→ **WRITTEN REQUEST**
Pick out each line containing the string "Details".

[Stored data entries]
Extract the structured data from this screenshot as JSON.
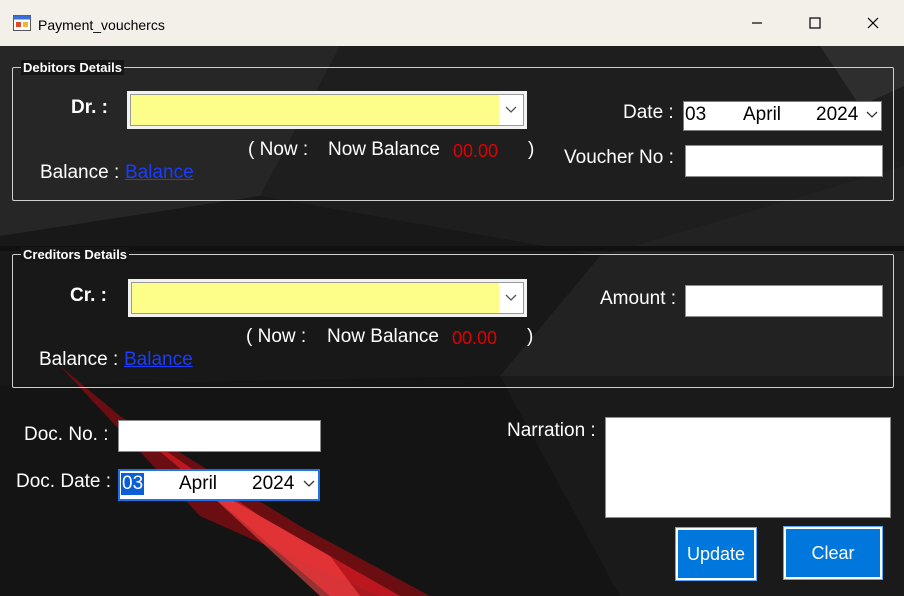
{
  "window": {
    "title": "Payment_vouchercs",
    "icon": "app-form-icon",
    "controls": [
      "minimize-icon",
      "maximize-icon",
      "close-icon"
    ]
  },
  "debitors": {
    "group_title": "Debitors Details",
    "dr_label": "Dr. :",
    "dr_value": "",
    "now_open": "(  Now :",
    "now_balance_label": "Now Balance",
    "now_balance_value": "00.00",
    "now_close": ")",
    "balance_label": "Balance :",
    "balance_link": "Balance",
    "date_label": "Date :",
    "date": {
      "day": "03",
      "month": "April",
      "year": "2024"
    },
    "voucher_label": "Voucher No :",
    "voucher_value": ""
  },
  "creditors": {
    "group_title": "Creditors Details",
    "cr_label": "Cr. :",
    "cr_value": "",
    "now_open": "(  Now :",
    "now_balance_label": "Now Balance",
    "now_balance_value": "00.00",
    "now_close": ")",
    "balance_label": "Balance :",
    "balance_link": "Balance",
    "amount_label": "Amount :",
    "amount_value": ""
  },
  "document": {
    "doc_no_label": "Doc. No. :",
    "doc_no_value": "",
    "doc_date_label": "Doc. Date :",
    "doc_date": {
      "day": "03",
      "month": "April",
      "year": "2024"
    },
    "narration_label": "Narration :",
    "narration_value": ""
  },
  "buttons": {
    "update": "Update",
    "clear": "Clear"
  },
  "colors": {
    "combo_bg": "#fdfd8a",
    "button_bg": "#0077dd",
    "balance_red": "#e00000",
    "link_blue": "#1a3cff"
  }
}
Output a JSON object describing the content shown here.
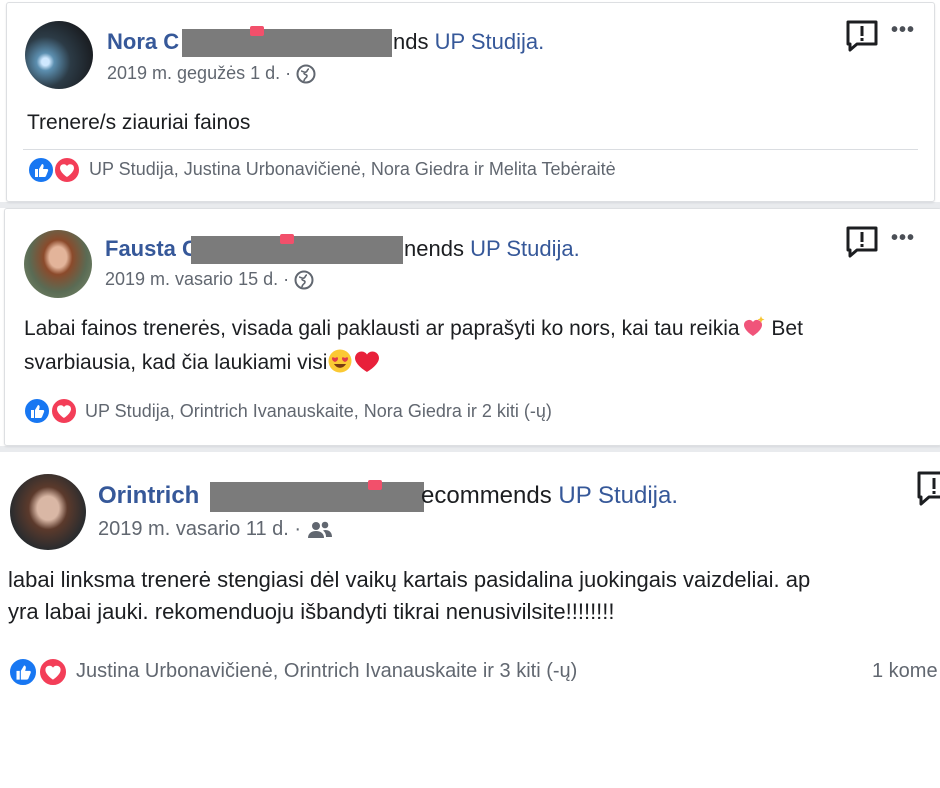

→ **SOLUTION TO THE PROBLEM**
    "group_title": "Debitors Details",
    "group_title": "Creditors Details",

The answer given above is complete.